**JOB:**
Find each line containing the string "colors" and return it.

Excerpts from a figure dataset
───
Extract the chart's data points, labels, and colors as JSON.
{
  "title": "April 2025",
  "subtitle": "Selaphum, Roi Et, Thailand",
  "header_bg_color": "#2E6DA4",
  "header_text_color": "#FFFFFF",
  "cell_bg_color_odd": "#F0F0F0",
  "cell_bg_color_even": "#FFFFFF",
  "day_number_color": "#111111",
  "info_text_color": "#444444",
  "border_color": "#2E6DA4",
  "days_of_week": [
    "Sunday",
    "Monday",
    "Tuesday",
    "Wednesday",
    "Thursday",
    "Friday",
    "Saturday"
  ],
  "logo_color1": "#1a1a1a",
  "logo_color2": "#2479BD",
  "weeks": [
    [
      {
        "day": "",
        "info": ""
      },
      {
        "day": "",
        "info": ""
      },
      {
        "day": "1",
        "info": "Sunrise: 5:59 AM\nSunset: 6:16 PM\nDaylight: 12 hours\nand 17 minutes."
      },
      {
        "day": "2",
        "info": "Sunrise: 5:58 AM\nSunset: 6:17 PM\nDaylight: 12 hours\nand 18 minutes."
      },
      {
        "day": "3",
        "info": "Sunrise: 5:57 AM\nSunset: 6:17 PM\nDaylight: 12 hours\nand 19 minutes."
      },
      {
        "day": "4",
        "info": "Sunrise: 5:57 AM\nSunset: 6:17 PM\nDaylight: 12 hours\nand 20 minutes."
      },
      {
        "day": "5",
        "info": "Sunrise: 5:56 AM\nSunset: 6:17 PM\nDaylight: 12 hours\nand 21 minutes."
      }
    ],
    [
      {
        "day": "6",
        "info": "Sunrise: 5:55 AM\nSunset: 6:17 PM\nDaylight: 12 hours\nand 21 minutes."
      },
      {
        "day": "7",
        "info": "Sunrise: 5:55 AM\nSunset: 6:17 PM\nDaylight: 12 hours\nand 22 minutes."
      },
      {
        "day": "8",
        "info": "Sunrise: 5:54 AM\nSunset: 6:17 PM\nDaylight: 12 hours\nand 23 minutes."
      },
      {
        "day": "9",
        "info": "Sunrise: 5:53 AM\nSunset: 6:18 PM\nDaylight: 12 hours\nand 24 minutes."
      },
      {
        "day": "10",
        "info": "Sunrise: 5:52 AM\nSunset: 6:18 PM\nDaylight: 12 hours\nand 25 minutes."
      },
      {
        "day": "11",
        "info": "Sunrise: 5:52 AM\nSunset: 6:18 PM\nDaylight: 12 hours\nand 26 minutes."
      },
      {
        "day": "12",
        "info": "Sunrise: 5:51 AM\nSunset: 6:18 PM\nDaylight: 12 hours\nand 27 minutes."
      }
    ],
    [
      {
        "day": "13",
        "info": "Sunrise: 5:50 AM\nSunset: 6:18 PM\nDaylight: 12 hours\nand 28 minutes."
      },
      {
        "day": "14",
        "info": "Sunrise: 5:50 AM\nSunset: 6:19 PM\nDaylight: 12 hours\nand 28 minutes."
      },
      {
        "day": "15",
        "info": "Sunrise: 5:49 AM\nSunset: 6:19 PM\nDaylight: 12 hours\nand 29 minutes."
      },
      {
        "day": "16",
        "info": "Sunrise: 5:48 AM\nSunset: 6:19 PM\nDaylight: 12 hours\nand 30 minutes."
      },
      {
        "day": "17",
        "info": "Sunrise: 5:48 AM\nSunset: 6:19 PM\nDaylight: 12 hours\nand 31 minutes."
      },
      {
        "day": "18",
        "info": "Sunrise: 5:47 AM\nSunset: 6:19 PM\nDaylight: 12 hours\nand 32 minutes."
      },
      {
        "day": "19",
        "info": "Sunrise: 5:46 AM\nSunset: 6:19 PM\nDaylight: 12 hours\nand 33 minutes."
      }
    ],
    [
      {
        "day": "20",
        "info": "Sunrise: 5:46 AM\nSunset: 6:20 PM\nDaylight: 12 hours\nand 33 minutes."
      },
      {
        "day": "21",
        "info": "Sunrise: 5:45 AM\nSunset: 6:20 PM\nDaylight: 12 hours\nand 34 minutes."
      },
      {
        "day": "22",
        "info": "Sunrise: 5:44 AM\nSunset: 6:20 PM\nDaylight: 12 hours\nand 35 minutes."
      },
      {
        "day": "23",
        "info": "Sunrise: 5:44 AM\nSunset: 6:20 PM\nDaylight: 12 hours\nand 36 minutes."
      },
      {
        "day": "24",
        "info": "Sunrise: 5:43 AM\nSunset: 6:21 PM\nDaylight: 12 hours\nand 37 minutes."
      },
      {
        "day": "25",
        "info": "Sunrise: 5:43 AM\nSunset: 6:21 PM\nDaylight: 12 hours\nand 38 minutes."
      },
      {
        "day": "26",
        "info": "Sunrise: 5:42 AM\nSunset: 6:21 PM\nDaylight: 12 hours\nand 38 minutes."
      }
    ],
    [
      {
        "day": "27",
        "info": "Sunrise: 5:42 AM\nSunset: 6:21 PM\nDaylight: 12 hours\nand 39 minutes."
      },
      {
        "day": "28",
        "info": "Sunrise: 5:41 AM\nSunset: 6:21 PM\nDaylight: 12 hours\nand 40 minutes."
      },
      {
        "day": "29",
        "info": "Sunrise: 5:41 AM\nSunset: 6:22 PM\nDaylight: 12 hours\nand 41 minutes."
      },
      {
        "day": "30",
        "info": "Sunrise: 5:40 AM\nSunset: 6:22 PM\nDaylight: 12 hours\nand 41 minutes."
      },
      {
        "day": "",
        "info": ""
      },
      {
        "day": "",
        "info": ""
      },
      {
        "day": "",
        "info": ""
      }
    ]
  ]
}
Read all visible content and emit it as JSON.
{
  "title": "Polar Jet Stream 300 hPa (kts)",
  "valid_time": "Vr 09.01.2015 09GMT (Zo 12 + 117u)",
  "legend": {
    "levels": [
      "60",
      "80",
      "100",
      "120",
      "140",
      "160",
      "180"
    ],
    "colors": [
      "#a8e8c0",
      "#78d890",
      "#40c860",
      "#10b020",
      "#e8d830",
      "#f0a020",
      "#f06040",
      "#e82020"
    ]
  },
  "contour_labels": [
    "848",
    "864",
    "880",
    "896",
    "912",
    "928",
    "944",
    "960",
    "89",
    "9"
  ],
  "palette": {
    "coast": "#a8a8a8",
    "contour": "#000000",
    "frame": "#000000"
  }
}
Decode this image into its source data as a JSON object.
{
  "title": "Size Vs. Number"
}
───
**TASK RESPONSE:**
Extract the chart's data points, labels, and colors as JSON.
    "colors": [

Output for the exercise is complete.